▶ [Stated problem]: All of the material below is to be repeated exactly.

▶ [Listed records]:
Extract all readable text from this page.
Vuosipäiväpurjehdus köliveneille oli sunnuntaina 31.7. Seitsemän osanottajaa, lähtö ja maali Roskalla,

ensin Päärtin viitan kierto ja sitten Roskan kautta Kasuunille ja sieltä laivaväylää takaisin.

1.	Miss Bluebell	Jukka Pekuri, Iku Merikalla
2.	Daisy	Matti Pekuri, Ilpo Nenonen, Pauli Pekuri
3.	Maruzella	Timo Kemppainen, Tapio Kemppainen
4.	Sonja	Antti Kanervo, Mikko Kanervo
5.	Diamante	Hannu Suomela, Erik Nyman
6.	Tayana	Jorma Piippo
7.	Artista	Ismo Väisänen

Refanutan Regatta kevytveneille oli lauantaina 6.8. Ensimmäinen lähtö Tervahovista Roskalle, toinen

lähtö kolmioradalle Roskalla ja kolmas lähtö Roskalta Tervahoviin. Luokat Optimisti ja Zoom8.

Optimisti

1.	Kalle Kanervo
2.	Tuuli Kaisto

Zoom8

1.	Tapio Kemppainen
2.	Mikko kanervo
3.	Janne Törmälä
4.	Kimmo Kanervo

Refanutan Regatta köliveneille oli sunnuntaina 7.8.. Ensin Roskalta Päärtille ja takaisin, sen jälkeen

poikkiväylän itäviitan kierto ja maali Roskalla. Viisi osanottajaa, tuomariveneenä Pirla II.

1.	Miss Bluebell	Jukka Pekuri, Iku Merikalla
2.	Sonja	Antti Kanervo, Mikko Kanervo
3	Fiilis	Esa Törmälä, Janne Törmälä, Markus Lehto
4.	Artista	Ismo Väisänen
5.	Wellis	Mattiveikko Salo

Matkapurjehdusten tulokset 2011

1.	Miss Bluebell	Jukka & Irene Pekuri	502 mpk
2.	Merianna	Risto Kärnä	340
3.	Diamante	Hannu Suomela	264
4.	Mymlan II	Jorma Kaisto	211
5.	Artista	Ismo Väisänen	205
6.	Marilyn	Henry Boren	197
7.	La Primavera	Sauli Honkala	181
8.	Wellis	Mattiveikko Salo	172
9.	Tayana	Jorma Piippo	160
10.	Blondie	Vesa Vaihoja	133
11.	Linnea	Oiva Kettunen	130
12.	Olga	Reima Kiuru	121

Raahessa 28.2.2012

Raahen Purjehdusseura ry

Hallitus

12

▶ [Solution below]:
Extract all readable text from this page.
Vuosipäiväpurjehdus köliveneille oli sunnuntaina 31.7. Seitsemän osanottajaa, lähtö ja maali Roskalla,

ensin Päärtin viitan kierto ja sitten Roskan kautta Kasuunille ja sieltä laivaväylää takaisin.

1.	Miss Bluebell	Jukka Pekuri, Iku Merikalla
2.	Daisy	Matti Pekuri, Ilpo Nenonen, Pauli Pekuri
3.	Maruzella	Timo Kemppainen, Tapio Kemppainen
4.	Sonja	Antti Kanervo, Mikko Kanervo
5.	Diamante	Hannu Suomela, Erik Nyman
6.	Tayana	Jorma Piippo
7.	Artista	Ismo Väisänen

Refanutan Regatta kevytveneille oli lauantaina 6.8. Ensimmäinen lähtö Tervahovista Roskalle, toinen

lähtö kolmioradalle Roskalla ja kolmas lähtö Roskalta Tervahoviin. Luokat Optimisti ja Zoom8.

Optimisti

1.	Kalle Kanervo
2.	Tuuli Kaisto

Zoom8

1.	Tapio Kemppainen
2.	Mikko kanervo
3.	Janne Törmälä
4.	Kimmo Kanervo

Refanutan Regatta köliveneille oli sunnuntaina 7.8.. Ensin Roskalta Päärtille ja takaisin, sen jälkeen

poikkiväylän itäviitan kierto ja maali Roskalla. Viisi osanottajaa, tuomariveneenä Pirla II.

1.	Miss Bluebell	Jukka Pekuri, Iku Merikalla
2.	Sonja	Antti Kanervo, Mikko Kanervo
3	Fiilis	Esa Törmälä, Janne Törmälä, Markus Lehto
4.	Artista	Ismo Väisänen
5.	Wellis	Mattiveikko Salo

Matkapurjehdusten tulokset 2011

1.	Miss Bluebell	Jukka & Irene Pekuri	502 mpk
2.	Merianna	Risto Kärnä	340
3.	Diamante	Hannu Suomela	264
4.	Mymlan II	Jorma Kaisto	211
5.	Artista	Ismo Väisänen	205
6.	Marilyn	Henry Boren	197
7.	La Primavera	Sauli Honkala	181
8.	Wellis	Mattiveikko Salo	172
9.	Tayana	Jorma Piippo	160
10.	Blondie	Vesa Vaihoja	133
11.	Linnea	Oiva Kettunen	130
12.	Olga	Reima Kiuru	121

Raahessa 28.2.2012

Raahen Purjehdusseura ry

Hallitus

12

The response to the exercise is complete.